─── Input ───

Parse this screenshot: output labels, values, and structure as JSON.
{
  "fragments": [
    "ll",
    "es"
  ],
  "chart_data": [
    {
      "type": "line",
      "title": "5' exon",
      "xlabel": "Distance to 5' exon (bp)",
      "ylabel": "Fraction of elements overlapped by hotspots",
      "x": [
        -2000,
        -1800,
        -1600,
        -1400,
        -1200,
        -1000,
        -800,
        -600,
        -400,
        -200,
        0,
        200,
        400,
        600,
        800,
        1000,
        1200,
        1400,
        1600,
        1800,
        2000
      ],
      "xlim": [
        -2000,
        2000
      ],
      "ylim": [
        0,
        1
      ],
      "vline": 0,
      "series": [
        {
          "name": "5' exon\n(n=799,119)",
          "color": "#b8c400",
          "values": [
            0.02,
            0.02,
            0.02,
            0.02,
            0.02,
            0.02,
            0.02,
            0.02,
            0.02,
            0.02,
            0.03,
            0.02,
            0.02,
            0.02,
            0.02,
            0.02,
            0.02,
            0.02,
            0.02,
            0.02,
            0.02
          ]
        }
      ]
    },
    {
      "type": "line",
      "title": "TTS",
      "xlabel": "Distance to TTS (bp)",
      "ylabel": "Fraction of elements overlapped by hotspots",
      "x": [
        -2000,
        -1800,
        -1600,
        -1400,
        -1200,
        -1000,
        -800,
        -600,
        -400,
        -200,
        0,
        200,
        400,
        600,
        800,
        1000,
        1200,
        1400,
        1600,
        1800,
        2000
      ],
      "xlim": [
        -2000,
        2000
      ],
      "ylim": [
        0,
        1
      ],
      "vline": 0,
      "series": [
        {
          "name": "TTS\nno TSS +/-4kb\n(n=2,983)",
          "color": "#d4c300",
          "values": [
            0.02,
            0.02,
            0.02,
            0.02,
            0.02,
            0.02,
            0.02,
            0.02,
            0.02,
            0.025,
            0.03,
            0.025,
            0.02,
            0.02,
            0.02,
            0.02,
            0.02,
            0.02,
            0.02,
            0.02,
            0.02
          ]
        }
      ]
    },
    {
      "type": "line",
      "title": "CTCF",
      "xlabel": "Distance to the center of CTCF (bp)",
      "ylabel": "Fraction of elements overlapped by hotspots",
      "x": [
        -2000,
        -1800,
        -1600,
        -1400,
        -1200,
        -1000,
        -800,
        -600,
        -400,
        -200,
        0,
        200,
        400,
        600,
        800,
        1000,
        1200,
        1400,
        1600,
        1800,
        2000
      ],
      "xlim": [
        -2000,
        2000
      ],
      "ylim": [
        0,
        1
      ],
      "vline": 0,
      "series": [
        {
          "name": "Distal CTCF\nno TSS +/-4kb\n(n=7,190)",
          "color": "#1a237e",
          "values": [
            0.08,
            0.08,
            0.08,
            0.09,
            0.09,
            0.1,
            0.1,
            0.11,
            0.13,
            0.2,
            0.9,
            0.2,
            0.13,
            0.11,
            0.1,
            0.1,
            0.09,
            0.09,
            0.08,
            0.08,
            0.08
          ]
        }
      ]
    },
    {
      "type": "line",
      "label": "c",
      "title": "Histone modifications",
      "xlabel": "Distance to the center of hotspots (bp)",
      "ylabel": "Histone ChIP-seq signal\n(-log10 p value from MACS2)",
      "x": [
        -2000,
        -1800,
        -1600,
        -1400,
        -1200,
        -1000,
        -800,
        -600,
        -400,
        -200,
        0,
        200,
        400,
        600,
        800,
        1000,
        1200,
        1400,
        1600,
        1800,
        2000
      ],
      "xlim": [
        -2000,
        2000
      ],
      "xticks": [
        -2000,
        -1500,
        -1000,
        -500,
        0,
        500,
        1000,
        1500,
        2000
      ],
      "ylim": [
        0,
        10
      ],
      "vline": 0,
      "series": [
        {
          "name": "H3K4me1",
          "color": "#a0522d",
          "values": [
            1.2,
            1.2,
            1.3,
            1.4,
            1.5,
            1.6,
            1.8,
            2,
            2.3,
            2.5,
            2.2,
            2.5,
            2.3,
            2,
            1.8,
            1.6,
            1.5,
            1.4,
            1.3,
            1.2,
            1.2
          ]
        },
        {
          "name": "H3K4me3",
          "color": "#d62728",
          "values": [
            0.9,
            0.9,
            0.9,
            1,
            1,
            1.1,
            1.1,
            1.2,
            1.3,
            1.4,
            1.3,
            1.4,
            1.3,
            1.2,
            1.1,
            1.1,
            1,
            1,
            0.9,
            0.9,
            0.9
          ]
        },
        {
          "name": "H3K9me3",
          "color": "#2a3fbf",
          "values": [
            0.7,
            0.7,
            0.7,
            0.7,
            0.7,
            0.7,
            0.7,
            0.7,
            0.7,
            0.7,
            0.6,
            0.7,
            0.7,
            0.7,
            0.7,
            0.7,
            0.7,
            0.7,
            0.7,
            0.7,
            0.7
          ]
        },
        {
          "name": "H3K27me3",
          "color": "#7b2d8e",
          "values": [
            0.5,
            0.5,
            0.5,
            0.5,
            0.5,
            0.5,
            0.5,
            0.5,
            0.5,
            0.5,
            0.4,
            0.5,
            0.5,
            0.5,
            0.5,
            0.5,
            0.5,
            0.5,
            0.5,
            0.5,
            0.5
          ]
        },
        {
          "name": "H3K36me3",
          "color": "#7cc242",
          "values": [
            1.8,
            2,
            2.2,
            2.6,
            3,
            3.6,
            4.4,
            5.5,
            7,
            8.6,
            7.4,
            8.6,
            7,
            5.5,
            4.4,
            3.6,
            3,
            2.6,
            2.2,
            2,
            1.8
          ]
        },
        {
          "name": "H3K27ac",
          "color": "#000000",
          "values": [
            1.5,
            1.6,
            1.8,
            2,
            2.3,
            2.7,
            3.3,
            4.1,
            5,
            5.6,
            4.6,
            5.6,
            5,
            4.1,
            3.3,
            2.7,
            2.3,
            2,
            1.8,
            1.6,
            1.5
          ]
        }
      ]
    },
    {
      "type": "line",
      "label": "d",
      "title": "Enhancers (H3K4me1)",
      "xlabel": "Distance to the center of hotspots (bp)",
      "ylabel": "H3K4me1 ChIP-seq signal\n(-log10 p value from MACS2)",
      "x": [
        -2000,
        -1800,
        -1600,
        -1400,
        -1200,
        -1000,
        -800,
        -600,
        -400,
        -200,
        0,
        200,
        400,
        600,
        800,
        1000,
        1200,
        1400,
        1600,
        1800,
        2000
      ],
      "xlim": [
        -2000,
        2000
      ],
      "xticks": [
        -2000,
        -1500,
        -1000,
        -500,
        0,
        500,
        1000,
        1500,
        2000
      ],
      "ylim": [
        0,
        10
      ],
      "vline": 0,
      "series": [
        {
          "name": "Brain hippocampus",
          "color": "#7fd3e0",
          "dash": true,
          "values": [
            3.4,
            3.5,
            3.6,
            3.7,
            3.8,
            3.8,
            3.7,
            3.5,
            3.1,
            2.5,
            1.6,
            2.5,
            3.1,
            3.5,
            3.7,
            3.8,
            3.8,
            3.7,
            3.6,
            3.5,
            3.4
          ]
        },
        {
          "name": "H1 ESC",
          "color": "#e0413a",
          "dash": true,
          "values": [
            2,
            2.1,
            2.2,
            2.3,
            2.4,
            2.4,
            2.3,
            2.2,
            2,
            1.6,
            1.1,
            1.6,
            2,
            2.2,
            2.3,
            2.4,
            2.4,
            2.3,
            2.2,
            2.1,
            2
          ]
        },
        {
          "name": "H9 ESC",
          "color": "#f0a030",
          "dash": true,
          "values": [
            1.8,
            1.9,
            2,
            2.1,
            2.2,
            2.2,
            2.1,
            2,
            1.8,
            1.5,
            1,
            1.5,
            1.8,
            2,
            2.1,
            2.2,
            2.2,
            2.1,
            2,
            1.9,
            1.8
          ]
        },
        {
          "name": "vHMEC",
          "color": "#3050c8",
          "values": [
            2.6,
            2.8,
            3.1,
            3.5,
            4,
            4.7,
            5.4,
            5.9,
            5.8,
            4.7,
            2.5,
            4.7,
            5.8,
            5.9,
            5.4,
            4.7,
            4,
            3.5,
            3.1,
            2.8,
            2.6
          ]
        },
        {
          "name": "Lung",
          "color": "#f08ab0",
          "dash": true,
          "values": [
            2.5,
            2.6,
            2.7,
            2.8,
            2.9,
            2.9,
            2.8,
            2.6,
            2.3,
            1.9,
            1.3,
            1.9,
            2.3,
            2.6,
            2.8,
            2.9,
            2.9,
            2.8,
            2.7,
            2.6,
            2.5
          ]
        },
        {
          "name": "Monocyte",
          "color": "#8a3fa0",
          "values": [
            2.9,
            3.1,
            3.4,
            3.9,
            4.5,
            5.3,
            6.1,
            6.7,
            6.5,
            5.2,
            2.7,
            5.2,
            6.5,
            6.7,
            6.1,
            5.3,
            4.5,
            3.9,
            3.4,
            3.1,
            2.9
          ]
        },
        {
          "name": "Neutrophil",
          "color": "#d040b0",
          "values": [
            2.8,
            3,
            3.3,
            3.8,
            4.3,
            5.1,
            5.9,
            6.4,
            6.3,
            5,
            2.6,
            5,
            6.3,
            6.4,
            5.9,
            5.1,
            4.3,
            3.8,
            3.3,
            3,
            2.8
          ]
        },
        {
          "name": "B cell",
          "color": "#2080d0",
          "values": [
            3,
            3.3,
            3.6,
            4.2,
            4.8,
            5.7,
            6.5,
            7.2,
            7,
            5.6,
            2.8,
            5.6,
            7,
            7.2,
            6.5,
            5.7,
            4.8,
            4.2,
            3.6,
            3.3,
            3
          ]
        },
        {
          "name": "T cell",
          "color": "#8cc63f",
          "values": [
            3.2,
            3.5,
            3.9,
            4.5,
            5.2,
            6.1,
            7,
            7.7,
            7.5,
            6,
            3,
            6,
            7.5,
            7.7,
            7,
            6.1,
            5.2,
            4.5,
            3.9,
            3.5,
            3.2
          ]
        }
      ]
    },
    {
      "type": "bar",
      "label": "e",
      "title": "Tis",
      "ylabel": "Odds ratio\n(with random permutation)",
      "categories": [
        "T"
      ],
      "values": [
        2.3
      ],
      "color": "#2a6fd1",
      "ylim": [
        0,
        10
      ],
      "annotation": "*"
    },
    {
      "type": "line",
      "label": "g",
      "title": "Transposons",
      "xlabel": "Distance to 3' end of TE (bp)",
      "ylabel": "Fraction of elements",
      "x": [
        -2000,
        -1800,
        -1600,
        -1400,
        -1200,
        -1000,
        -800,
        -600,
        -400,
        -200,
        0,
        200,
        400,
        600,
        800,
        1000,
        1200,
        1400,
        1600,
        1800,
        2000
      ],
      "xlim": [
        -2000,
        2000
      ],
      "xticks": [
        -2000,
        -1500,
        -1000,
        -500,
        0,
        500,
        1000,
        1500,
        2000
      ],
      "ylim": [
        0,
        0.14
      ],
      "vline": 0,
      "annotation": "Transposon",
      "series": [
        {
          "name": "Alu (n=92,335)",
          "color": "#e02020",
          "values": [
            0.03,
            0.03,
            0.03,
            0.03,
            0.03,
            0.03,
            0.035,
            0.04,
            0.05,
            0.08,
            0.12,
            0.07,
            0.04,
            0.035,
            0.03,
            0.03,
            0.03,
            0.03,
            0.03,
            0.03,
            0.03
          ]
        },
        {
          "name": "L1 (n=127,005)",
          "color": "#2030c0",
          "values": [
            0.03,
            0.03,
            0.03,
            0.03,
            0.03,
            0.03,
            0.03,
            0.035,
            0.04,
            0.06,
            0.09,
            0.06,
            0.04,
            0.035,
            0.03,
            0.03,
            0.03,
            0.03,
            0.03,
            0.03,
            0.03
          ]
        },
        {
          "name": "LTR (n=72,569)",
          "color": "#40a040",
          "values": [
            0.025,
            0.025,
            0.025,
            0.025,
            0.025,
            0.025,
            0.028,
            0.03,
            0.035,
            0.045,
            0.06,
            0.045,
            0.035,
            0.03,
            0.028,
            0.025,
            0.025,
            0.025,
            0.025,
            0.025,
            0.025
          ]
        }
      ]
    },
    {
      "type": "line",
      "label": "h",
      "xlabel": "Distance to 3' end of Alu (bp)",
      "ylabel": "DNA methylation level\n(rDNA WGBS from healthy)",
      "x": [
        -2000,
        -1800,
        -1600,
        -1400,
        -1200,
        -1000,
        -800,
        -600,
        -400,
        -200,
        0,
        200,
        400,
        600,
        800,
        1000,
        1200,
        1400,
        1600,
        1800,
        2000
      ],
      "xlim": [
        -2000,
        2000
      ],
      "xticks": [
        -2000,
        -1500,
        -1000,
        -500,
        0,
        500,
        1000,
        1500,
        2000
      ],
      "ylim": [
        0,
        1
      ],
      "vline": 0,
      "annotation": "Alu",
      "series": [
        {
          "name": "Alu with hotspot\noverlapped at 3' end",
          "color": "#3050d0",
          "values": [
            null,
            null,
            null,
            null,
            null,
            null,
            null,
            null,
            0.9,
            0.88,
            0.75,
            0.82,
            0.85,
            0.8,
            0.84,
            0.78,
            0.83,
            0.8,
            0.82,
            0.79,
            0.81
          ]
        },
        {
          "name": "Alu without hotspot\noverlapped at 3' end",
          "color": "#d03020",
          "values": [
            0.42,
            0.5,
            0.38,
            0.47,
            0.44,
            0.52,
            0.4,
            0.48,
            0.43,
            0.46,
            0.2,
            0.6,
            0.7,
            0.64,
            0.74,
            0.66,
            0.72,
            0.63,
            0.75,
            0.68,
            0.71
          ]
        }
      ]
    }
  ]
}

───

Go through the listing above and pull out each line containing the word "Distance".

Solution:
      "xlabel": "Distance to 5' exon (bp)",
      "xlabel": "Distance to TTS (bp)",
      "xlabel": "Distance to the center of CTCF (bp)",
      "xlabel": "Distance to the center of hotspots (bp)",
      "xlabel": "Distance to the center of hotspots (bp)",
      "xlabel": "Distance to 3' end of TE (bp)",
      "xlabel": "Distance to 3' end of Alu (bp)",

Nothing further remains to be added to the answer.